_IL COMPITO_:
Converti l'intero elenco seguente in un CSV a due colonne, testo e risposta, con una riga per ogni testo accompagnato dalla sua risposta. Metti ciascun valore in un unico campo tra virgolette e sostituisci gli a capo con spazi.

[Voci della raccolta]
####################

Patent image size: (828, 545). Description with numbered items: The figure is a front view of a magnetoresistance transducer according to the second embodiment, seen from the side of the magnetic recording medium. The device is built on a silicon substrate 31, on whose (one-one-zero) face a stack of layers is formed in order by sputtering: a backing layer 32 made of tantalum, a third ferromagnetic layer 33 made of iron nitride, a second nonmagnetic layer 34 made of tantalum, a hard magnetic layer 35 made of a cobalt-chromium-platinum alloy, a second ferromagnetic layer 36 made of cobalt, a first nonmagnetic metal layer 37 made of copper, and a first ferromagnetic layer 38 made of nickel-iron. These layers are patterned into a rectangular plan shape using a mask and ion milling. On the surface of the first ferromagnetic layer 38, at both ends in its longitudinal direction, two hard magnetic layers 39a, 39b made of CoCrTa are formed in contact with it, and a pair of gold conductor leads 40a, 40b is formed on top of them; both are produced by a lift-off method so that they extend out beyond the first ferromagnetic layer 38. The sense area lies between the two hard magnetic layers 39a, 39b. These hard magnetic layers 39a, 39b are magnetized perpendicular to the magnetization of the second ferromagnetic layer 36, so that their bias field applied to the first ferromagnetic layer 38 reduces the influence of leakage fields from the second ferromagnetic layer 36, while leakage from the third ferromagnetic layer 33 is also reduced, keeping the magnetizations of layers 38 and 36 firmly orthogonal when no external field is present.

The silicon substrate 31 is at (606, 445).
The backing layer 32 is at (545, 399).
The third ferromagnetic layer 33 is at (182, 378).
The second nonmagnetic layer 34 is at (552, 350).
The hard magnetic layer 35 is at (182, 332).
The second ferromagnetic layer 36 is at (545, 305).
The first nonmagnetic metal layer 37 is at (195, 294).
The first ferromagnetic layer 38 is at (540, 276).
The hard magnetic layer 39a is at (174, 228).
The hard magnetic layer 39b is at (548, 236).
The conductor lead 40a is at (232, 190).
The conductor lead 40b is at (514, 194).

####################

_RISULTATO DEL COMPITO_:
testo,risposta
"Patent image size: (828, 545). Description with numbered items: The figure is a front view of a magnetoresistance transducer according to the second embodiment, seen from the side of the magnetic recording medium. The device is built on a silicon substrate 31, on whose (one-one-zero) face a stack of layers is formed in order by sputtering: a backing layer 32 made of tantalum, a third ferromagnetic layer 33 made of iron nitride, a second nonmagnetic layer 34 made of tantalum, a hard magnetic layer 35 made of a cobalt-chromium-platinum alloy, a second ferromagnetic layer 36 made of cobalt, a first nonmagnetic metal layer 37 made of copper, and a first ferromagnetic layer 38 made of nickel-iron. These layers are patterned into a rectangular plan shape using a mask and ion milling. On the surface of the first ferromagnetic layer 38, at both ends in its longitudinal direction, two hard magnetic layers 39a, 39b made of CoCrTa are formed in contact with it, and a pair of gold conductor leads 40a, 40b is formed on top of them; both are produced by a lift-off method so that they extend out beyond the first ferromagnetic layer 38. The sense area lies between the two hard magnetic layers 39a, 39b. These hard magnetic layers 39a, 39b are magnetized perpendicular to the magnetization of the second ferromagnetic layer 36, so that their bias field applied to the first ferromagnetic layer 38 reduces the influence of leakage fields from the second ferromagnetic layer 36, while leakage from the third ferromagnetic layer 33 is also reduced, keeping the magnetizations of layers 38 and 36 firmly orthogonal when no external field is present.","The silicon substrate 31 is at (606, 445). The backing layer 32 is at (545, 399). The third ferromagnetic layer 33 is at (182, 378). The second nonmagnetic layer 34 is at (552, 350). The hard magnetic layer 35 is at (182, 332). The second ferromagnetic layer 36 is at (545, 305). The first nonmagnetic metal layer 37 is at (195, 294). The first ferromagnetic layer 38 is at (540, 276). The hard magnetic layer 39a is at (174, 228). The hard magnetic layer 39b is at (548, 236). The conductor lead 40a is at (232, 190). The conductor lead 40b is at (514, 194)."